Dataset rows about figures
<<<<

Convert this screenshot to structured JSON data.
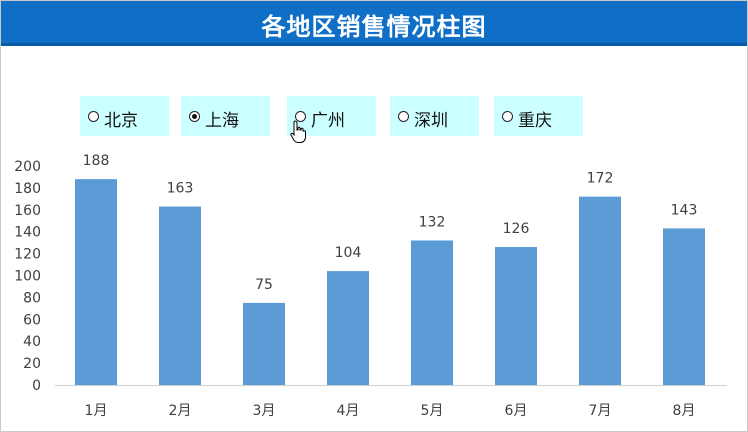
{
  "title": "各地区销售情况柱图",
  "region_options": [
    {
      "label": "北京",
      "selected": false
    },
    {
      "label": "上海",
      "selected": true
    },
    {
      "label": "广州",
      "selected": false
    },
    {
      "label": "深圳",
      "selected": false
    },
    {
      "label": "重庆",
      "selected": false
    }
  ],
  "colors": {
    "title_bg": "#0f6fc6",
    "option_bg": "#ccffff",
    "bar": "#5b9bd5"
  },
  "chart_data": {
    "type": "bar",
    "categories": [
      "1月",
      "2月",
      "3月",
      "4月",
      "5月",
      "6月",
      "7月",
      "8月"
    ],
    "values": [
      188,
      163,
      75,
      104,
      132,
      126,
      172,
      143
    ],
    "ylim": [
      0,
      200
    ],
    "yticks": [
      0,
      20,
      40,
      60,
      80,
      100,
      120,
      140,
      160,
      180,
      200
    ],
    "grid": false,
    "data_labels": true
  }
}
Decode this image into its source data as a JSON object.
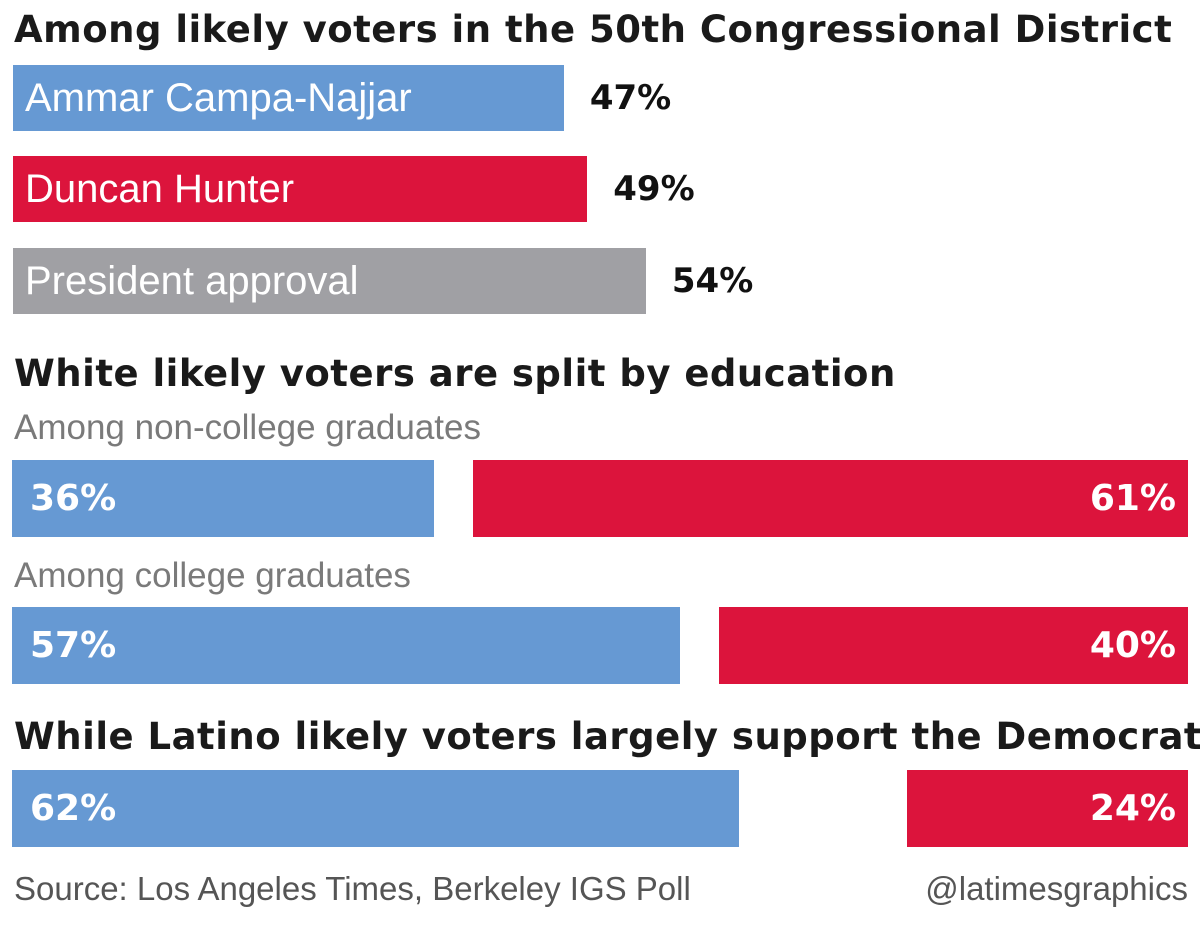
{
  "colors": {
    "democrat": "#6699d3",
    "republican": "#dc143c",
    "approval": "#a0a0a4"
  },
  "section1": {
    "heading": "Among likely voters in the 50th Congressional District",
    "bars": [
      {
        "label": "Ammar Campa-Najjar",
        "value": 47,
        "value_label": "47%",
        "color_key": "democrat"
      },
      {
        "label": "Duncan Hunter",
        "value": 49,
        "value_label": "49%",
        "color_key": "republican"
      },
      {
        "label": "President approval",
        "value": 54,
        "value_label": "54%",
        "color_key": "approval"
      }
    ]
  },
  "section2": {
    "heading": "White likely voters are split by education",
    "groups": [
      {
        "subheading": "Among non-college graduates",
        "dem": 36,
        "dem_label": "36%",
        "rep": 61,
        "rep_label": "61%"
      },
      {
        "subheading": "Among college graduates",
        "dem": 57,
        "dem_label": "57%",
        "rep": 40,
        "rep_label": "40%"
      }
    ]
  },
  "section3": {
    "heading": "While Latino likely voters largely support the Democrat",
    "dem": 62,
    "dem_label": "62%",
    "rep": 24,
    "rep_label": "24%"
  },
  "footer": {
    "source": "Source: Los Angeles Times, Berkeley IGS Poll",
    "credit": "@latimesgraphics"
  },
  "chart_data": [
    {
      "type": "bar",
      "title": "Among likely voters in the 50th Congressional District",
      "categories": [
        "Ammar Campa-Najjar",
        "Duncan Hunter",
        "President approval"
      ],
      "values": [
        47,
        49,
        54
      ]
    },
    {
      "type": "bar",
      "title": "White likely voters are split by education",
      "categories": [
        "Among non-college graduates",
        "Among college graduates"
      ],
      "series": [
        {
          "values": [
            36,
            57
          ]
        },
        {
          "values": [
            61,
            40
          ]
        }
      ]
    },
    {
      "type": "bar",
      "title": "While Latino likely voters largely support the Democrat",
      "categories": [
        ""
      ],
      "series": [
        {
          "values": [
            62
          ]
        },
        {
          "values": [
            24
          ]
        }
      ]
    }
  ]
}
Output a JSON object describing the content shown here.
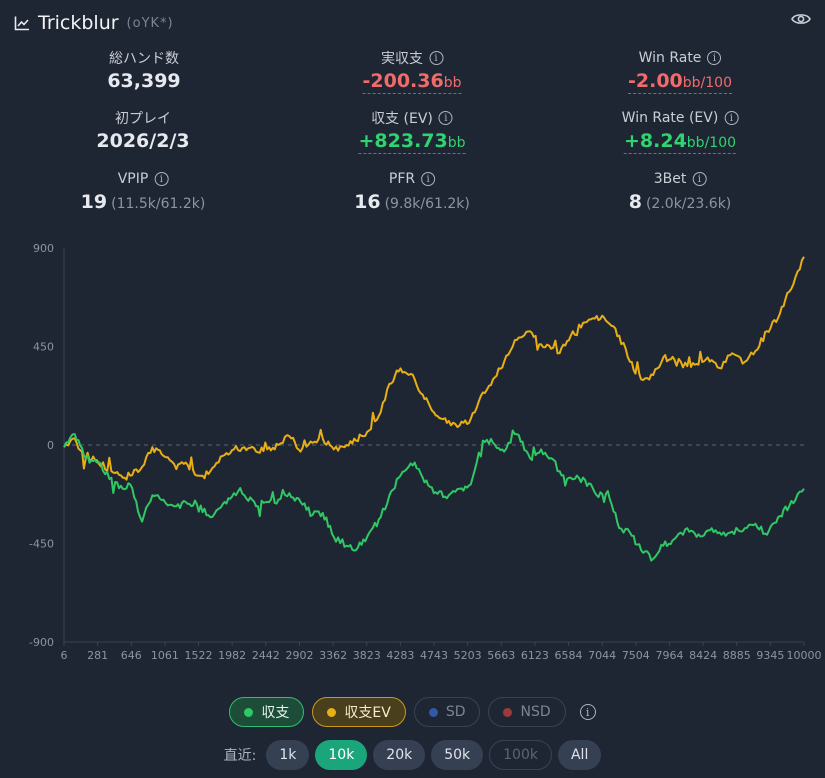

>>>>

Omit the pictures, then quote the rest of the material above exactly.

**Solution for this exercise**
Convert this screenshot to structured JSON data.
{
  "title": "各地区销售情况柱图",
  "region_options": [
    {
      "label": "北京",
      "selected": false
    },
    {
      "label": "上海",
      "selected": true
    },
    {
      "label": "广州",
      "selected": false
    },
    {
      "label": "深圳",
      "selected": false
    },
    {
      "label": "重庆",
      "selected": false
    }
  ],
  "colors": {
    "title_bg": "#0f6fc6",
    "option_bg": "#ccffff",
    "bar": "#5b9bd5"
  },
  "chart_data": {
    "type": "bar",
    "categories": [
      "1月",
      "2月",
      "3月",
      "4月",
      "5月",
      "6月",
      "7月",
      "8月"
    ],
    "values": [
      188,
      163,
      75,
      104,
      132,
      126,
      172,
      143
    ],
    "ylim": [
      0,
      200
    ],
    "yticks": [
      0,
      20,
      40,
      60,
      80,
      100,
      120,
      140,
      160,
      180,
      200
    ],
    "grid": false,
    "data_labels": true
  }
}
Decode this image into its source data as a JSON object.
{
  "colors": {
    "democrat": "#6699d3",
    "republican": "#dc143c",
    "approval": "#a0a0a4"
  },
  "section1": {
    "heading": "Among likely voters in the 50th Congressional District",
    "bars": [
      {
        "label": "Ammar Campa-Najjar",
        "value": 47,
        "value_label": "47%",
        "color_key": "democrat"
      },
      {
        "label": "Duncan Hunter",
        "value": 49,
        "value_label": "49%",
        "color_key": "republican"
      },
      {
        "label": "President approval",
        "value": 54,
        "value_label": "54%",
        "color_key": "approval"
      }
    ]
  },
  "section2": {
    "heading": "White likely voters are split by education",
    "groups": [
      {
        "subheading": "Among non-college graduates",
        "dem": 36,
        "dem_label": "36%",
        "rep": 61,
        "rep_label": "61%"
      },
      {
        "subheading": "Among college graduates",
        "dem": 57,
        "dem_label": "57%",
        "rep": 40,
        "rep_label": "40%"
      }
    ]
  },
  "section3": {
    "heading": "While Latino likely voters largely support the Democrat",
    "dem": 62,
    "dem_label": "62%",
    "rep": 24,
    "rep_label": "24%"
  },
  "footer": {
    "source": "Source: Los Angeles Times, Berkeley IGS Poll",
    "credit": "@latimesgraphics"
  },
  "chart_data": [
    {
      "type": "bar",
      "title": "Among likely voters in the 50th Congressional District",
      "categories": [
        "Ammar Campa-Najjar",
        "Duncan Hunter",
        "President approval"
      ],
      "values": [
        47,
        49,
        54
      ]
    },
    {
      "type": "bar",
      "title": "White likely voters are split by education",
      "categories": [
        "Among non-college graduates",
        "Among college graduates"
      ],
      "series": [
        {
          "values": [
            36,
            57
          ]
        },
        {
          "values": [
            61,
            40
          ]
        }
      ]
    },
    {
      "type": "bar",
      "title": "While Latino likely voters largely support the Democrat",
      "categories": [
        ""
      ],
      "series": [
        {
          "values": [
            62
          ]
        },
        {
          "values": [
            24
          ]
        }
      ]
    }
  ]
}
Output a JSON object describing the content shown here.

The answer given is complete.